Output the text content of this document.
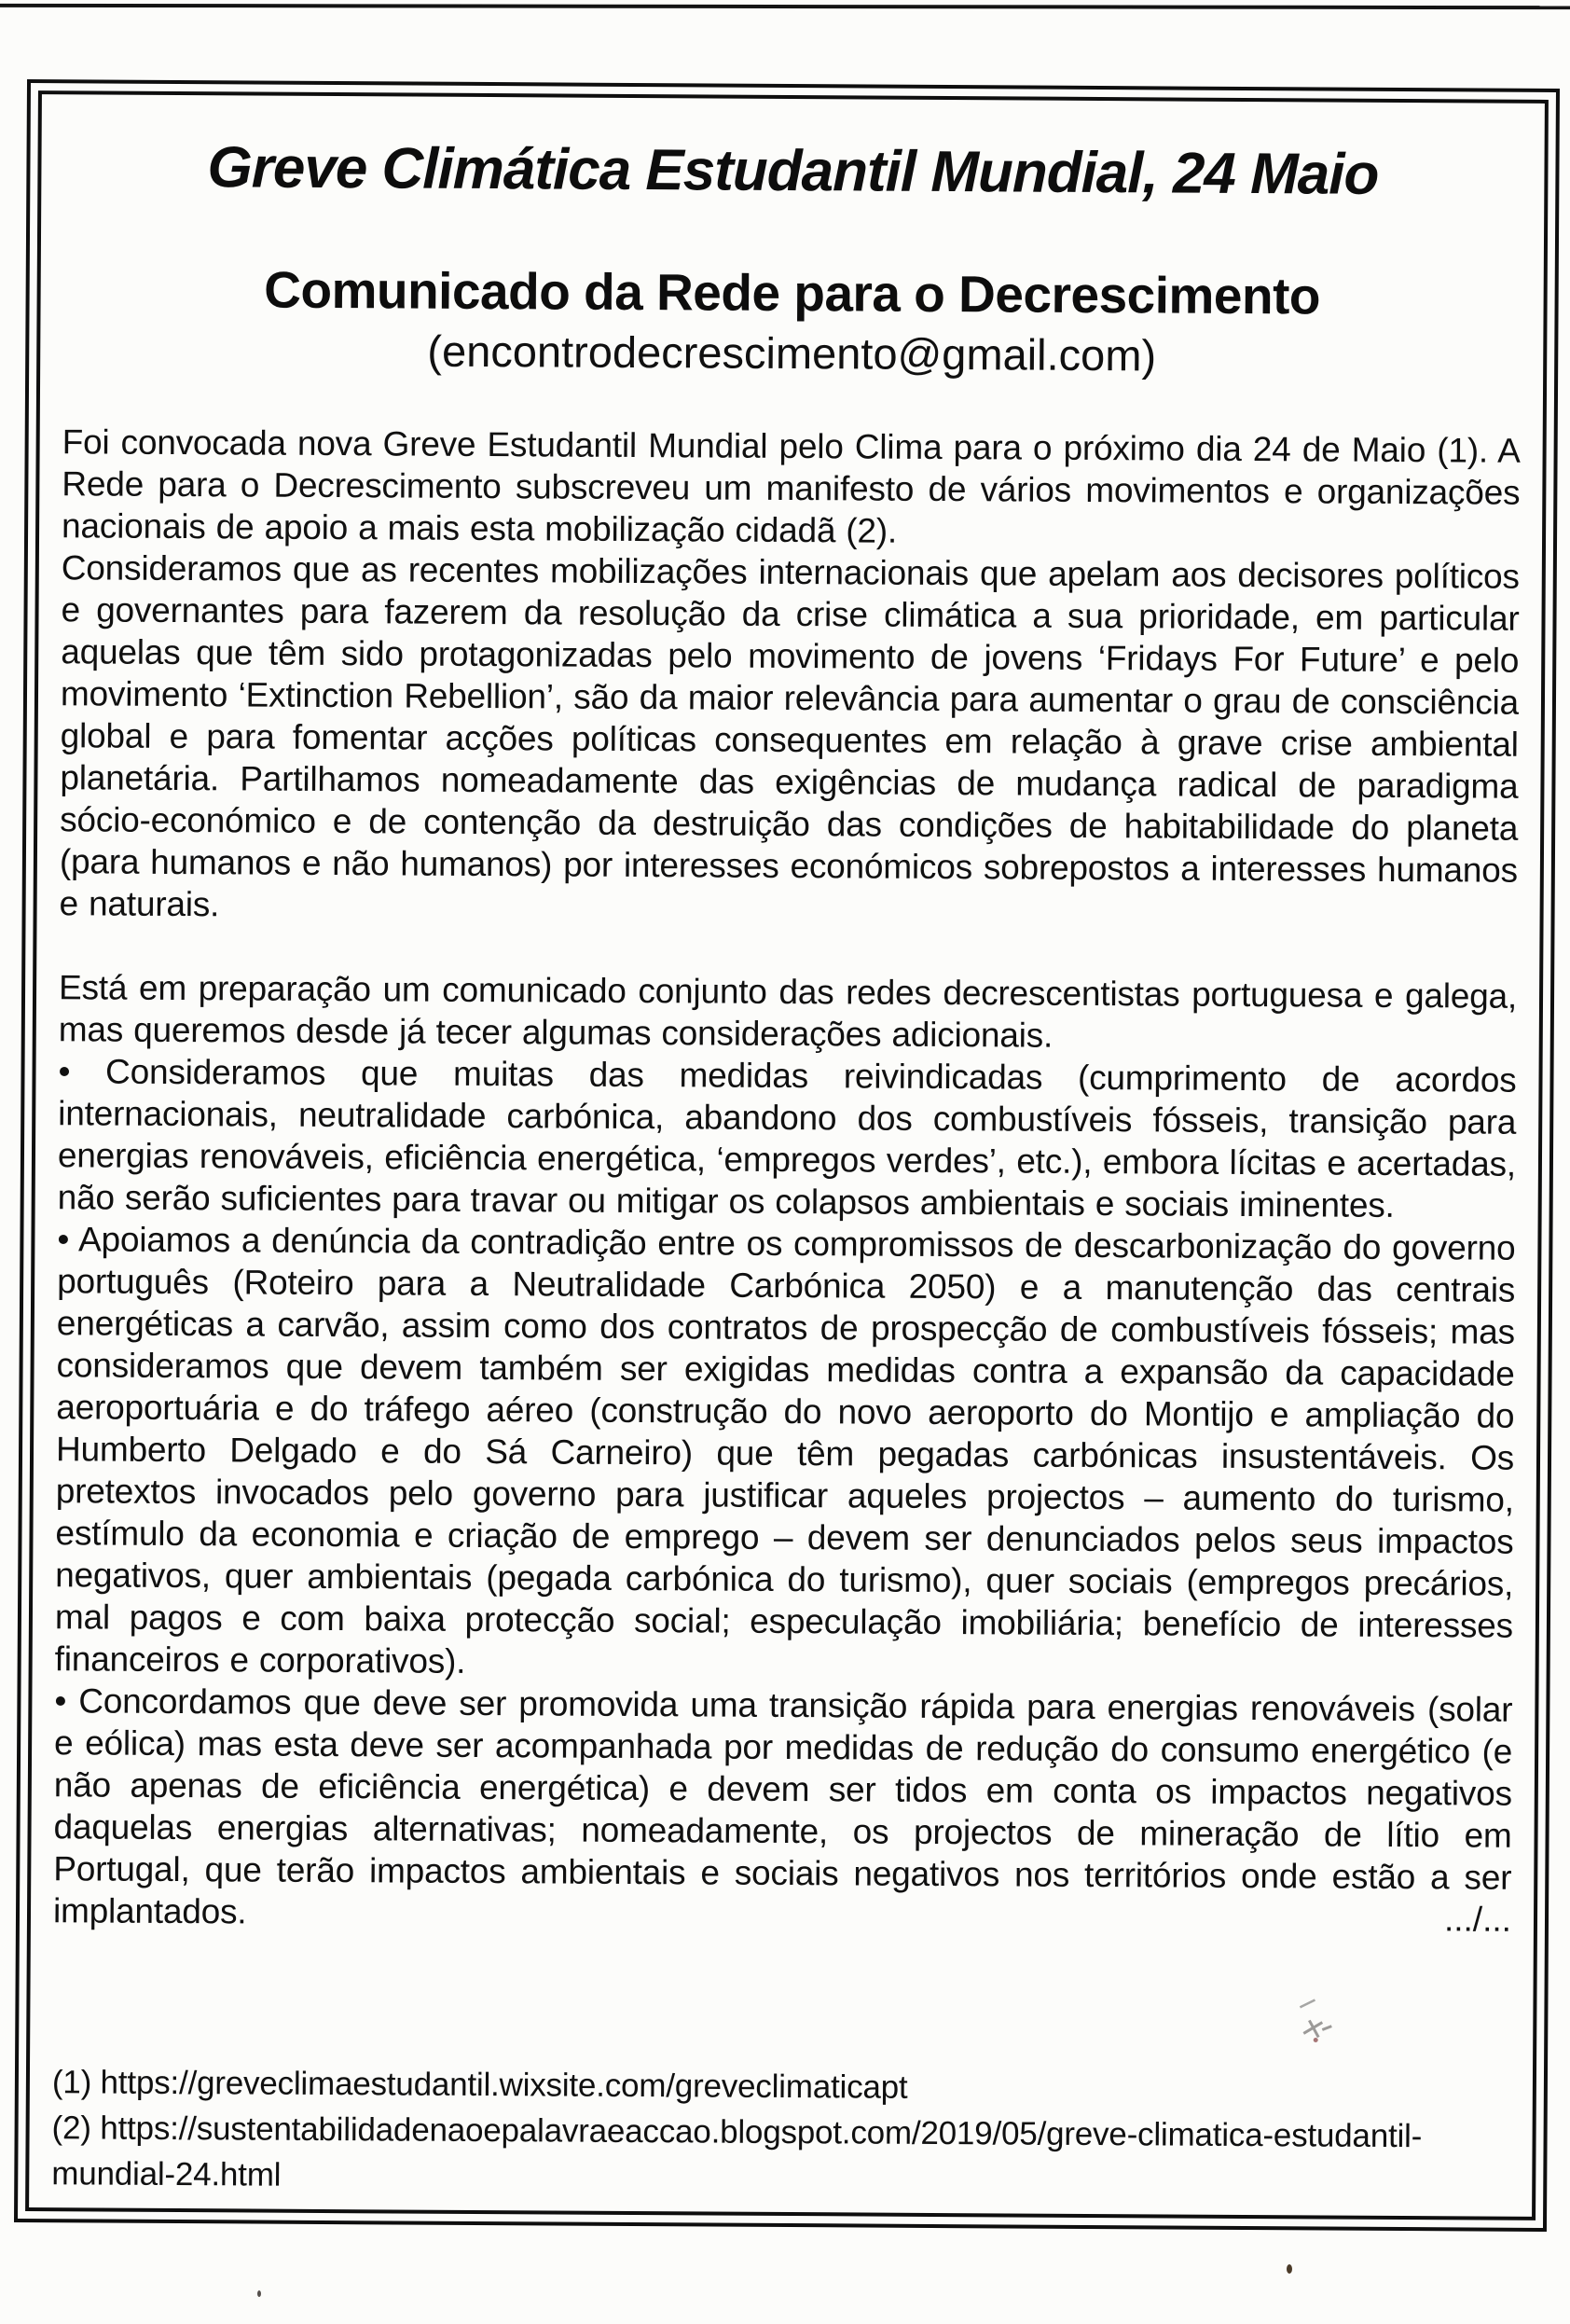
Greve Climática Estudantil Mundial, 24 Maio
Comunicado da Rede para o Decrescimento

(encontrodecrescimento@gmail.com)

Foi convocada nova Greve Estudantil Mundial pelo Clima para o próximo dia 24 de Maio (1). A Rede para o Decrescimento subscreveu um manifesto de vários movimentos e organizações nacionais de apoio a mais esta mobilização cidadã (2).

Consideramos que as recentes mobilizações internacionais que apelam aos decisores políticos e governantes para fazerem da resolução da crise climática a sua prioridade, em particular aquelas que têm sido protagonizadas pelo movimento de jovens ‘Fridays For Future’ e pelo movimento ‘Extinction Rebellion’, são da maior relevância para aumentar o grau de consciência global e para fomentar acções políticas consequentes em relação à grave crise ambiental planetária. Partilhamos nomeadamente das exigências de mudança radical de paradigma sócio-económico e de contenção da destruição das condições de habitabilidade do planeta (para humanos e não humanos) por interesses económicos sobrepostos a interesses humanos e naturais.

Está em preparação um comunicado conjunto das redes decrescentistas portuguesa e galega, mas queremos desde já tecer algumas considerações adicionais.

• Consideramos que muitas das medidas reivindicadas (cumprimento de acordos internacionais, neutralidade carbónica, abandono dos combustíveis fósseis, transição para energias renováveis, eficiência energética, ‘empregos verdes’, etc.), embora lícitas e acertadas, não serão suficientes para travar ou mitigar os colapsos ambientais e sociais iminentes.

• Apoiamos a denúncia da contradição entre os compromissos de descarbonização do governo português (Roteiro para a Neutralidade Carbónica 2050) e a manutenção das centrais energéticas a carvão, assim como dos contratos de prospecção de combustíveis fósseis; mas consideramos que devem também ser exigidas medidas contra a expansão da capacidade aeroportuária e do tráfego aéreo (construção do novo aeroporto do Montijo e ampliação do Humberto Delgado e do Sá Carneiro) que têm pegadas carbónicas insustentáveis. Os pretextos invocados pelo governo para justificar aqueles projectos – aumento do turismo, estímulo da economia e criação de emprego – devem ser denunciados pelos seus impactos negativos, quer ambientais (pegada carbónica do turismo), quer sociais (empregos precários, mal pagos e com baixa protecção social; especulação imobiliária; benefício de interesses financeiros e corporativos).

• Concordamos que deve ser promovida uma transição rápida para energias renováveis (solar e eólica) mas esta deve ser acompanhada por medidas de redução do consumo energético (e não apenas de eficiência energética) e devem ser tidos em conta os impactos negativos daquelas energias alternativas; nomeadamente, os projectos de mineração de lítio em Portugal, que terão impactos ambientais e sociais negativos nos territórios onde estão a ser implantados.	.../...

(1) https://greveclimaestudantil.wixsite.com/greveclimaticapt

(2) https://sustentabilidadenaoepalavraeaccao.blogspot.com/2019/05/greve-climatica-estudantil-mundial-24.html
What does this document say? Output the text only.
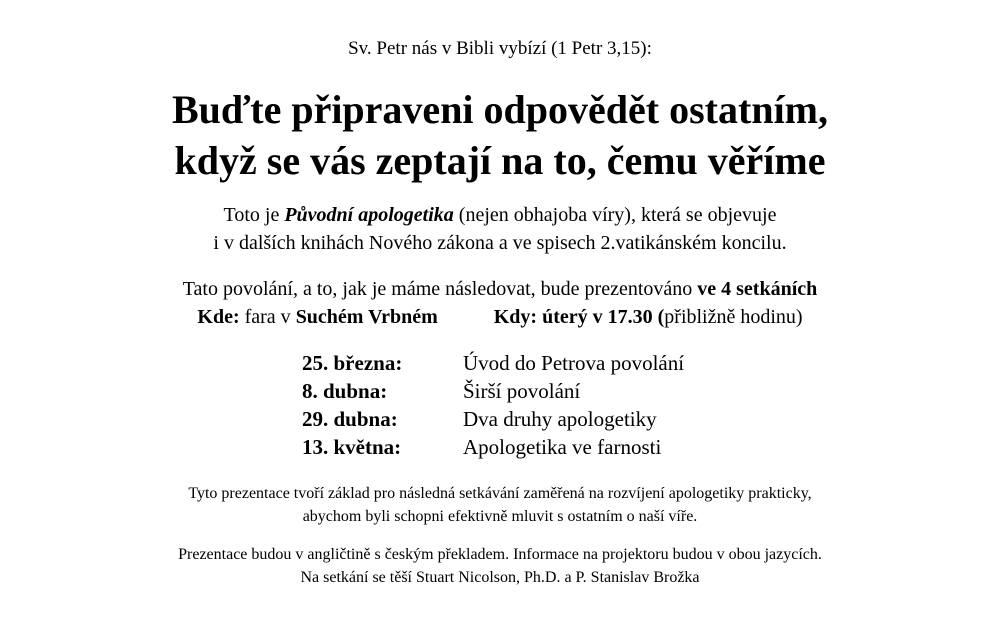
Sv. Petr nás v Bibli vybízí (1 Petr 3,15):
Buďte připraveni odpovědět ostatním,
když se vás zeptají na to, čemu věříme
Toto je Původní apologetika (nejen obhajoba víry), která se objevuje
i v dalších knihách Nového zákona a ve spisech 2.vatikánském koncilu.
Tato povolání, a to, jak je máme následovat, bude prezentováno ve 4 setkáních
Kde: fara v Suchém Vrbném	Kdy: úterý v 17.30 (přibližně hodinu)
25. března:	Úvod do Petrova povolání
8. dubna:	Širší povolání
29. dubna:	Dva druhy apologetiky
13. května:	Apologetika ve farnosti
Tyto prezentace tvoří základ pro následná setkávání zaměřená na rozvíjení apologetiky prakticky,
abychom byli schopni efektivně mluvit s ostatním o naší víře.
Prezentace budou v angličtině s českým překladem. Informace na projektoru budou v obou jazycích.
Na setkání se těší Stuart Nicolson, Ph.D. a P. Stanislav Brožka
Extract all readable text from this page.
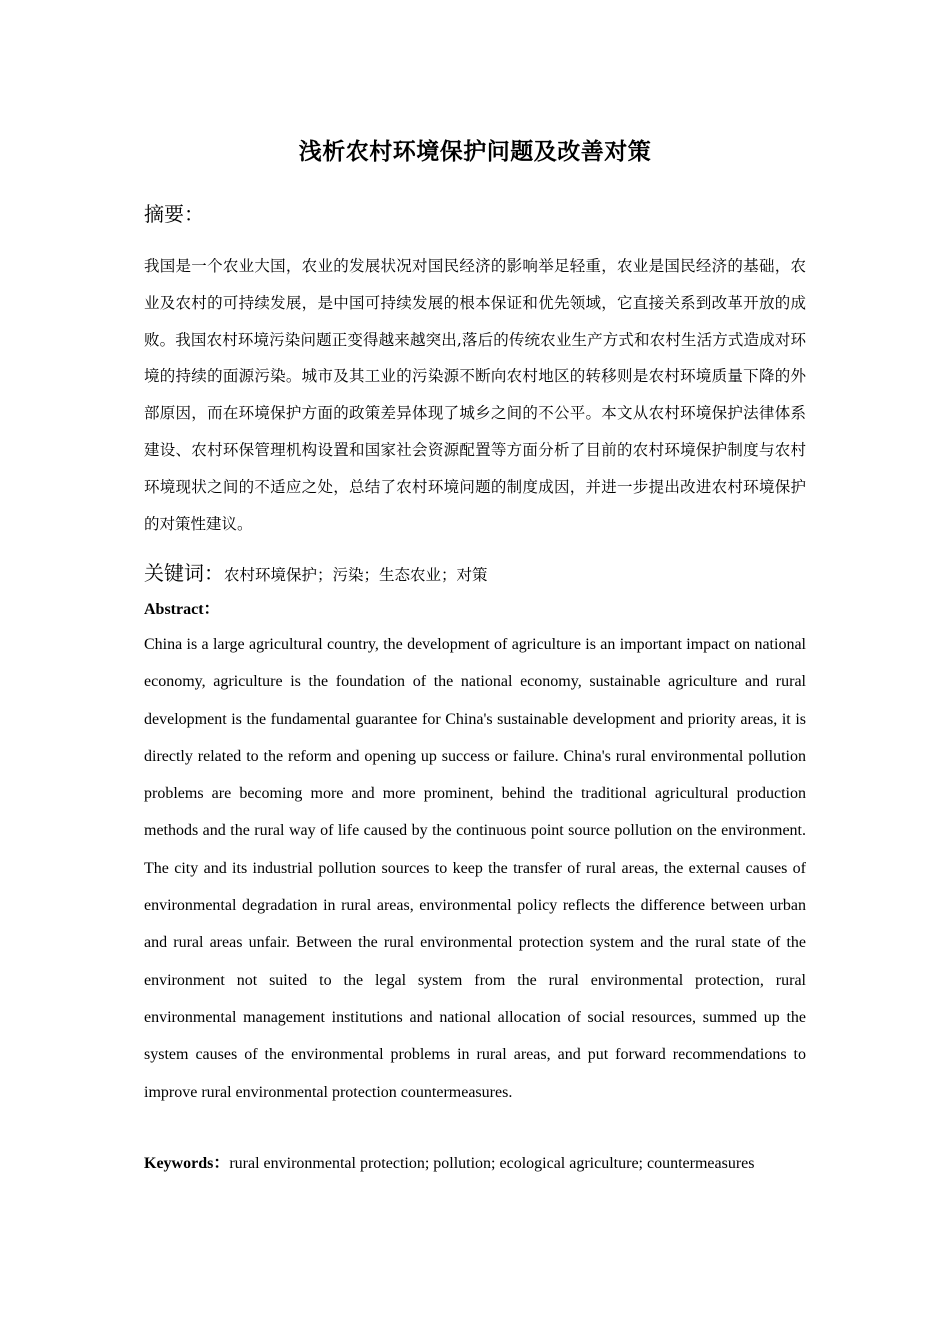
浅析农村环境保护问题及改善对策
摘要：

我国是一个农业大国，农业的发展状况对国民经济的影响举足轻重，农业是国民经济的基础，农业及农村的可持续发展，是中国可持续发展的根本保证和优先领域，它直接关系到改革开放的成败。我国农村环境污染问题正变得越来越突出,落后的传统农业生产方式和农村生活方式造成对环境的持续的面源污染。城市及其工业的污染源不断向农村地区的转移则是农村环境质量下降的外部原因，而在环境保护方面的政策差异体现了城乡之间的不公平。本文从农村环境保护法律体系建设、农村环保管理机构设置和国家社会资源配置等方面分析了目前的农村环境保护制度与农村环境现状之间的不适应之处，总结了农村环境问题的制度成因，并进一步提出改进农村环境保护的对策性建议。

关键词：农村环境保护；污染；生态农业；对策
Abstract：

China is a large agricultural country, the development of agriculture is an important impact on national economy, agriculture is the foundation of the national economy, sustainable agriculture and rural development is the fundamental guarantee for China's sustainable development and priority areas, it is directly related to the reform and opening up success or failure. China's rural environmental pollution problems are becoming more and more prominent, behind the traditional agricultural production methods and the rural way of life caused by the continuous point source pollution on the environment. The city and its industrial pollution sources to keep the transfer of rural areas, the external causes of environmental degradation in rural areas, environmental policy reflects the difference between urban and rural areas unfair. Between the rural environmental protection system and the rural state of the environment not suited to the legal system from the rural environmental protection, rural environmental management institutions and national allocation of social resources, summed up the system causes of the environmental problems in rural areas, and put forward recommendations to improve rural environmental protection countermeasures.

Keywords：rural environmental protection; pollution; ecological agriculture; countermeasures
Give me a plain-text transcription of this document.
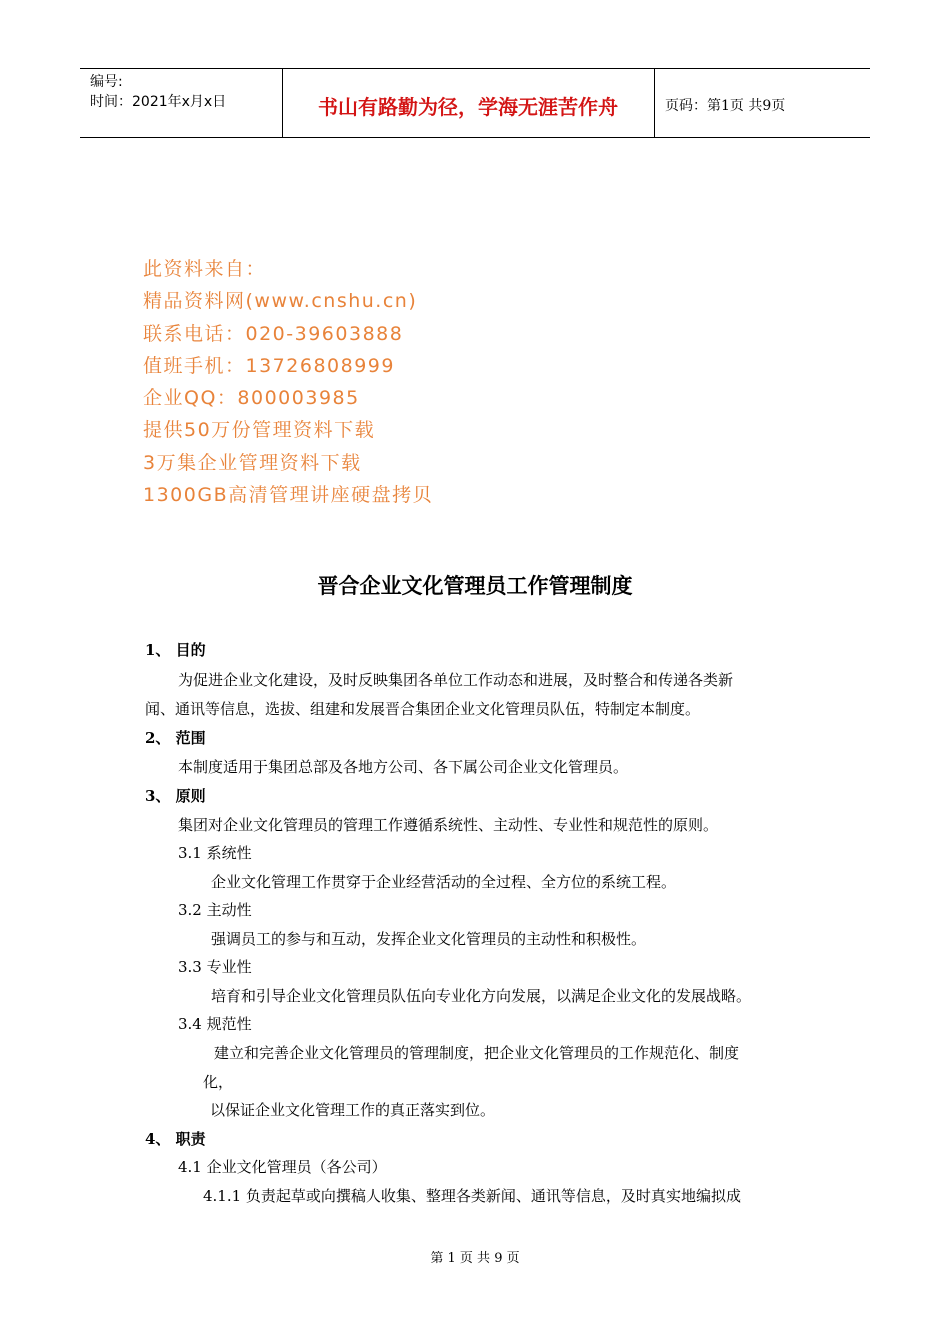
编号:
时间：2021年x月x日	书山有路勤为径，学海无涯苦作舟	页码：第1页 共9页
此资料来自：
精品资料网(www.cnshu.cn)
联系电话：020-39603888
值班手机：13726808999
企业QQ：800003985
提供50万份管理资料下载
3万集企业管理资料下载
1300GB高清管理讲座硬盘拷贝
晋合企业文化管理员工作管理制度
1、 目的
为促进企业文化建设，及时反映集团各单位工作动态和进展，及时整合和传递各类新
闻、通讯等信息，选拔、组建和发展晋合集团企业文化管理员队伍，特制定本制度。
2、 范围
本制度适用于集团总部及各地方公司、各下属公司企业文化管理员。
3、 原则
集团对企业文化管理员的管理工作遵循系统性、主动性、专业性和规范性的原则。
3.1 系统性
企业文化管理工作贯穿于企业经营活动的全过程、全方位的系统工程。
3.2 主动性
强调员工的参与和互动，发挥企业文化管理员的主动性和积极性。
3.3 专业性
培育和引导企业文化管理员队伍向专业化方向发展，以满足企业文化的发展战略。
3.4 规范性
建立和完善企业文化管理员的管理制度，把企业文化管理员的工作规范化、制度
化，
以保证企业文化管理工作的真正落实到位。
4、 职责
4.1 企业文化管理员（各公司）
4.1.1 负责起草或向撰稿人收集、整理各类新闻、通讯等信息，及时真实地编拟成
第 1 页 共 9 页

> **Your goal**: Count every line in the data where the string "apologetiky" occurs. Give nothing except the number.

> **Result**: 2